- **WHAT NEEDS TO BE DONE**
Copy out the material below in full, but not its images.

START RECORDS

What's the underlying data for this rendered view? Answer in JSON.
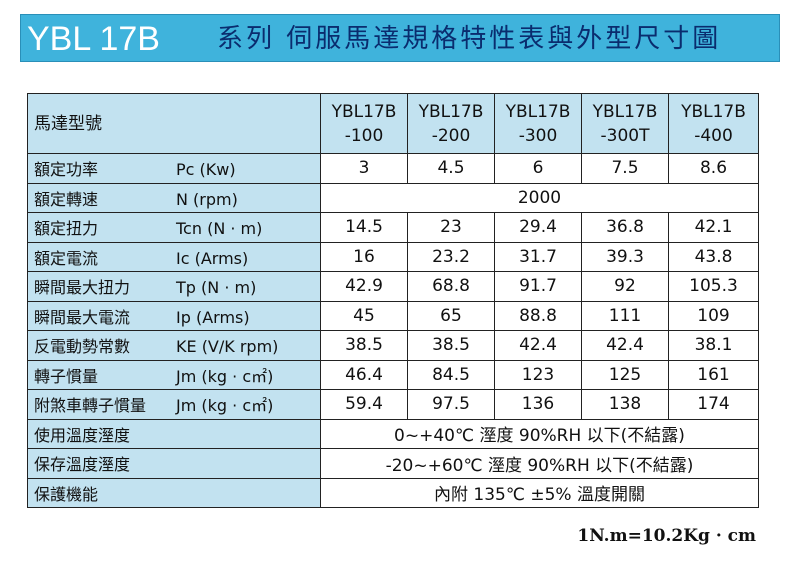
{
  "banner": {
    "model": "YBL 17B",
    "subtitle": "系列 伺服馬達規格特性表與外型尺寸圖",
    "colors": {
      "background": "#3fb3dc",
      "model_text": "#ffffff",
      "subtitle_text": "#0a2c6e"
    }
  },
  "table": {
    "corner_label": "馬達型號",
    "models": [
      {
        "line1": "YBL17B",
        "line2": "-100"
      },
      {
        "line1": "YBL17B",
        "line2": "-200"
      },
      {
        "line1": "YBL17B",
        "line2": "-300"
      },
      {
        "line1": "YBL17B",
        "line2": "-300T"
      },
      {
        "line1": "YBL17B",
        "line2": "-400"
      }
    ],
    "rows": [
      {
        "label": "額定功率",
        "symbol": "Pc (Kw)",
        "values": [
          "3",
          "4.5",
          "6",
          "7.5",
          "8.6"
        ]
      },
      {
        "label": "額定轉速",
        "symbol": "N  (rpm)",
        "merged": "2000"
      },
      {
        "label": "額定扭力",
        "symbol": "Tcn (N · m)",
        "values": [
          "14.5",
          "23",
          "29.4",
          "36.8",
          "42.1"
        ]
      },
      {
        "label": "額定電流",
        "symbol": "Ic  (Arms)",
        "values": [
          "16",
          "23.2",
          "31.7",
          "39.3",
          "43.8"
        ]
      },
      {
        "label": "瞬間最大扭力",
        "symbol": "Tp (N · m)",
        "values": [
          "42.9",
          "68.8",
          "91.7",
          "92",
          "105.3"
        ]
      },
      {
        "label": "瞬間最大電流",
        "symbol": "Ip  (Arms)",
        "values": [
          "45",
          "65",
          "88.8",
          "111",
          "109"
        ]
      },
      {
        "label": "反電動勢常數",
        "symbol": "KE (V/K rpm)",
        "values": [
          "38.5",
          "38.5",
          "42.4",
          "42.4",
          "38.1"
        ]
      },
      {
        "label": "轉子慣量",
        "symbol": "Jm (kg · c㎡)",
        "values": [
          "46.4",
          "84.5",
          "123",
          "125",
          "161"
        ]
      },
      {
        "label": "附煞車轉子慣量",
        "symbol": "Jm (kg · c㎡)",
        "values": [
          "59.4",
          "97.5",
          "136",
          "138",
          "174"
        ]
      },
      {
        "label": "使用溫度溼度",
        "symbol": "",
        "merged": "0~+40℃   溼度 90%RH 以下(不結露)"
      },
      {
        "label": "保存溫度溼度",
        "symbol": "",
        "merged": "-20~+60℃   溼度 90%RH 以下(不結露)"
      },
      {
        "label": "保護機能",
        "symbol": "",
        "merged": "內附 135℃ ±5% 溫度開關"
      }
    ],
    "colors": {
      "header_fill": "#c2e2f0",
      "border": "#222222"
    }
  },
  "footnote": "1N.m=10.2Kg · cm"
}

END RECORDS

- **THE OUTPUT**
What's the underlying data for this rendered view? Answer in JSON.
{
  "banner": {
    "model": "YBL 17B",
    "subtitle": "系列 伺服馬達規格特性表與外型尺寸圖",
    "colors": {
      "background": "#3fb3dc",
      "model_text": "#ffffff",
      "subtitle_text": "#0a2c6e"
    }
  },
  "table": {
    "corner_label": "馬達型號",
    "models": [
      {
        "line1": "YBL17B",
        "line2": "-100"
      },
      {
        "line1": "YBL17B",
        "line2": "-200"
      },
      {
        "line1": "YBL17B",
        "line2": "-300"
      },
      {
        "line1": "YBL17B",
        "line2": "-300T"
      },
      {
        "line1": "YBL17B",
        "line2": "-400"
      }
    ],
    "rows": [
      {
        "label": "額定功率",
        "symbol": "Pc (Kw)",
        "values": [
          "3",
          "4.5",
          "6",
          "7.5",
          "8.6"
        ]
      },
      {
        "label": "額定轉速",
        "symbol": "N  (rpm)",
        "merged": "2000"
      },
      {
        "label": "額定扭力",
        "symbol": "Tcn (N · m)",
        "values": [
          "14.5",
          "23",
          "29.4",
          "36.8",
          "42.1"
        ]
      },
      {
        "label": "額定電流",
        "symbol": "Ic  (Arms)",
        "values": [
          "16",
          "23.2",
          "31.7",
          "39.3",
          "43.8"
        ]
      },
      {
        "label": "瞬間最大扭力",
        "symbol": "Tp (N · m)",
        "values": [
          "42.9",
          "68.8",
          "91.7",
          "92",
          "105.3"
        ]
      },
      {
        "label": "瞬間最大電流",
        "symbol": "Ip  (Arms)",
        "values": [
          "45",
          "65",
          "88.8",
          "111",
          "109"
        ]
      },
      {
        "label": "反電動勢常數",
        "symbol": "KE (V/K rpm)",
        "values": [
          "38.5",
          "38.5",
          "42.4",
          "42.4",
          "38.1"
        ]
      },
      {
        "label": "轉子慣量",
        "symbol": "Jm (kg · c㎡)",
        "values": [
          "46.4",
          "84.5",
          "123",
          "125",
          "161"
        ]
      },
      {
        "label": "附煞車轉子慣量",
        "symbol": "Jm (kg · c㎡)",
        "values": [
          "59.4",
          "97.5",
          "136",
          "138",
          "174"
        ]
      },
      {
        "label": "使用溫度溼度",
        "symbol": "",
        "merged": "0~+40℃   溼度 90%RH 以下(不結露)"
      },
      {
        "label": "保存溫度溼度",
        "symbol": "",
        "merged": "-20~+60℃   溼度 90%RH 以下(不結露)"
      },
      {
        "label": "保護機能",
        "symbol": "",
        "merged": "內附 135℃ ±5% 溫度開關"
      }
    ],
    "colors": {
      "header_fill": "#c2e2f0",
      "border": "#222222"
    }
  },
  "footnote": "1N.m=10.2Kg · cm"
}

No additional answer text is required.